YOUR OBJECTIVE | Leave out pictures; repeat exactly the lines from the "Decode this image" line through the last of the data below.
:: AVAILABLE DATA
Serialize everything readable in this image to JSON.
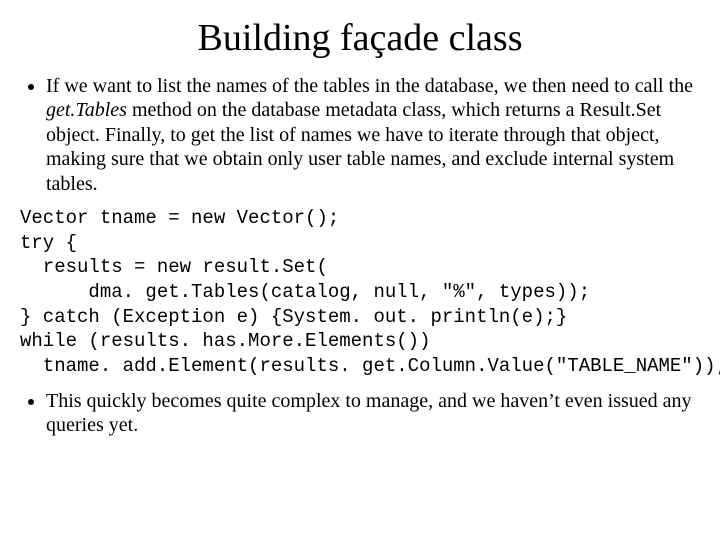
{
  "title": "Building façade class",
  "bullet1_a": "If we want to list the names of the tables in the database, we then need to call the ",
  "bullet1_method": "get.Tables",
  "bullet1_b": " method on the database metadata class, which returns a Result.Set object. Finally, to get the list of names we have to iterate through that object, making sure that we obtain only user table names, and exclude internal system tables.",
  "code": "Vector tname = new Vector();\ntry {\n  results = new result.Set(\n      dma. get.Tables(catalog, null, \"%\", types));\n} catch (Exception e) {System. out. println(e);}\nwhile (results. has.More.Elements())\n  tname. add.Element(results. get.Column.Value(\"TABLE_NAME\"));",
  "bullet2": "This quickly becomes quite complex to manage, and we haven’t even issued any queries yet."
}
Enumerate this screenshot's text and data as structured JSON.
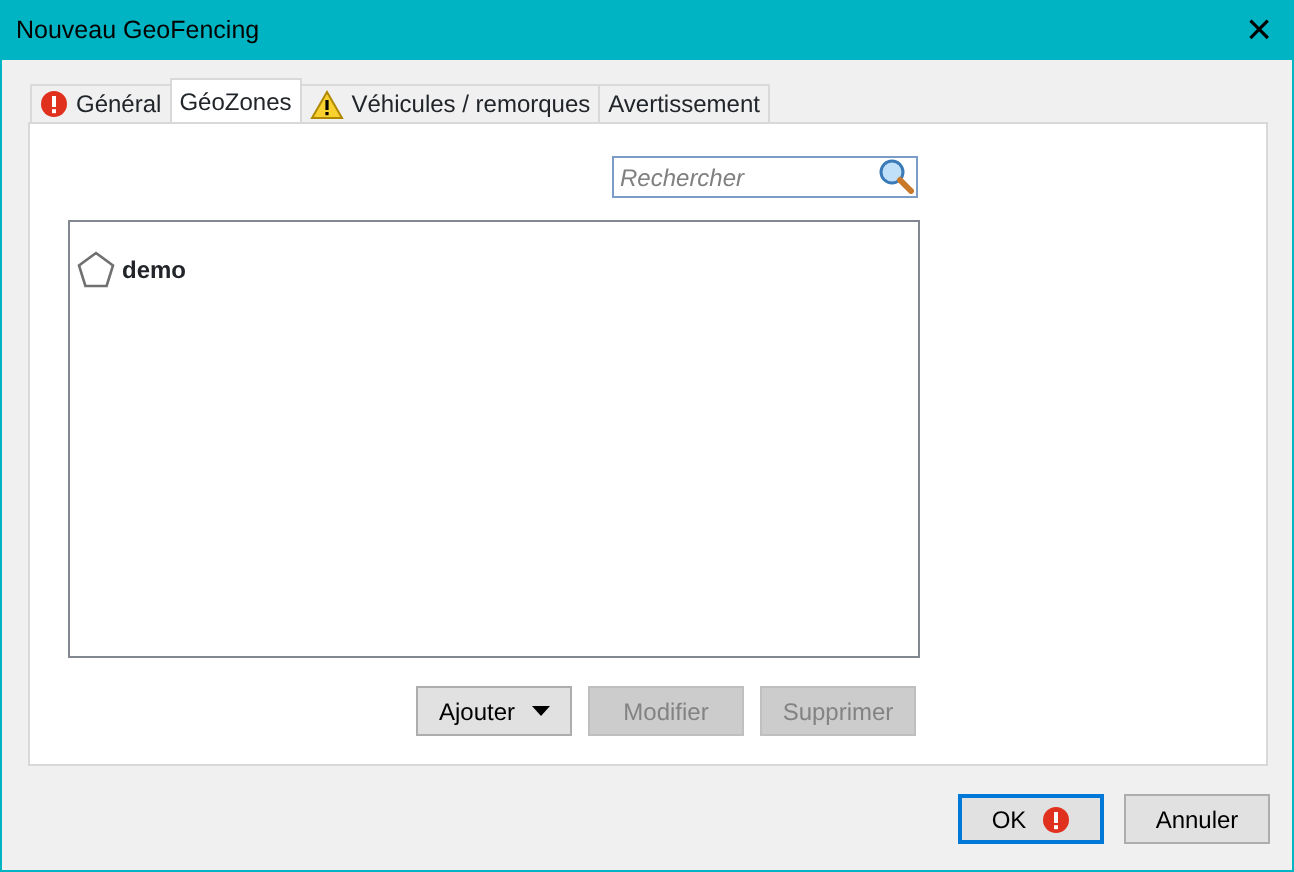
{
  "window": {
    "title": "Nouveau GeoFencing",
    "close": "×"
  },
  "tabs": [
    {
      "label": "Général",
      "selected": false,
      "kind": "error"
    },
    {
      "label": "GéoZones",
      "selected": true,
      "kind": "plain"
    },
    {
      "label": "Véhicules / remorques",
      "selected": false,
      "kind": "warning"
    },
    {
      "label": "Avertissement",
      "selected": false,
      "kind": "plain"
    }
  ],
  "search": {
    "placeholder": "Rechercher"
  },
  "zones": [
    {
      "name": "demo"
    }
  ],
  "list_buttons": [
    {
      "label": "Ajouter",
      "kind": "dropdown",
      "disabled": false
    },
    {
      "label": "Modifier",
      "kind": "plain",
      "disabled": true
    },
    {
      "label": "Supprimer",
      "kind": "plain",
      "disabled": true
    }
  ],
  "dialog_buttons": [
    {
      "label": "OK",
      "kind": "error",
      "focused": true
    },
    {
      "label": "Annuler",
      "kind": "plain",
      "focused": false
    }
  ]
}
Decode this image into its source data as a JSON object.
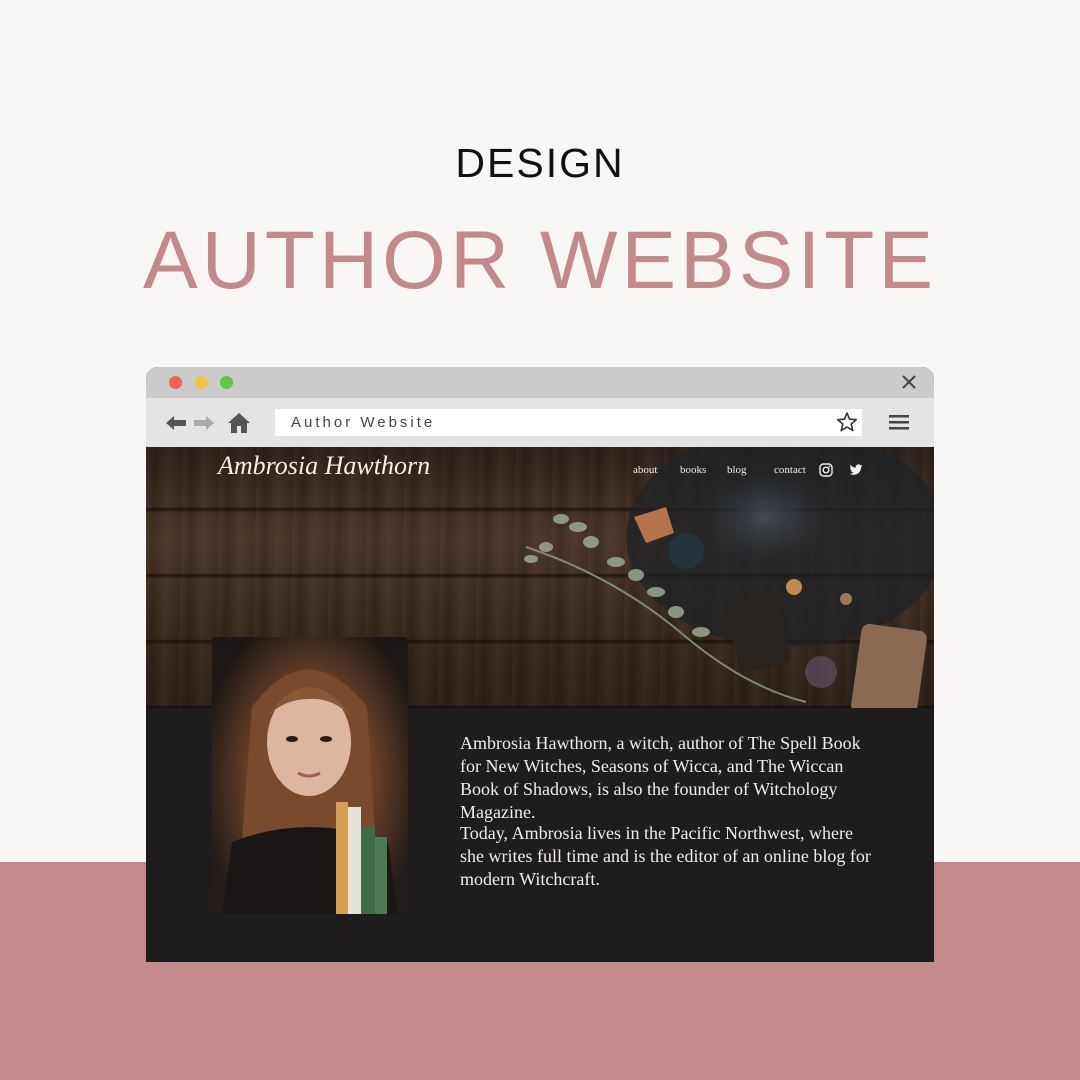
{
  "heading": {
    "eyebrow": "DESIGN",
    "title": "AUTHOR WEBSITE"
  },
  "colors": {
    "accent_pink": "#c48a8b",
    "page_bg": "#f9f7f5",
    "site_dark": "#1e1c1d"
  },
  "browser": {
    "address_text": "Author Website",
    "icons": [
      "back-arrow-icon",
      "forward-arrow-icon",
      "home-icon",
      "star-icon",
      "hamburger-menu-icon",
      "close-icon"
    ]
  },
  "site": {
    "brand": "Ambrosia Hawthorn",
    "nav": [
      "about",
      "books",
      "blog",
      "contact"
    ],
    "social_icons": [
      "instagram-icon",
      "twitter-icon"
    ],
    "bio_paragraph_1": "Ambrosia Hawthorn, a witch, author of The Spell Book for New Witches, Seasons of Wicca, and The Wiccan Book of Shadows, is also the founder of Witchology Magazine.",
    "bio_paragraph_2": "Today, Ambrosia lives in the Pacific Northwest, where she writes full time and is the editor of an online blog for modern Witchcraft."
  }
}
::::
RESULT FOR THIS EXERCISE |
Decode this image into its source data as a JSON object.
{
  "heading": {
    "eyebrow": "DESIGN",
    "title": "AUTHOR WEBSITE"
  },
  "colors": {
    "accent_pink": "#c48a8b",
    "page_bg": "#f9f7f5",
    "site_dark": "#1e1c1d"
  },
  "browser": {
    "address_text": "Author Website",
    "icons": [
      "back-arrow-icon",
      "forward-arrow-icon",
      "home-icon",
      "star-icon",
      "hamburger-menu-icon",
      "close-icon"
    ]
  },
  "site": {
    "brand": "Ambrosia Hawthorn",
    "nav": [
      "about",
      "books",
      "blog",
      "contact"
    ],
    "social_icons": [
      "instagram-icon",
      "twitter-icon"
    ],
    "bio_paragraph_1": "Ambrosia Hawthorn, a witch, author of The Spell Book for New Witches, Seasons of Wicca, and The Wiccan Book of Shadows, is also the founder of Witchology Magazine.",
    "bio_paragraph_2": "Today, Ambrosia lives in the Pacific Northwest, where she writes full time and is the editor of an online blog for modern Witchcraft."
  }
}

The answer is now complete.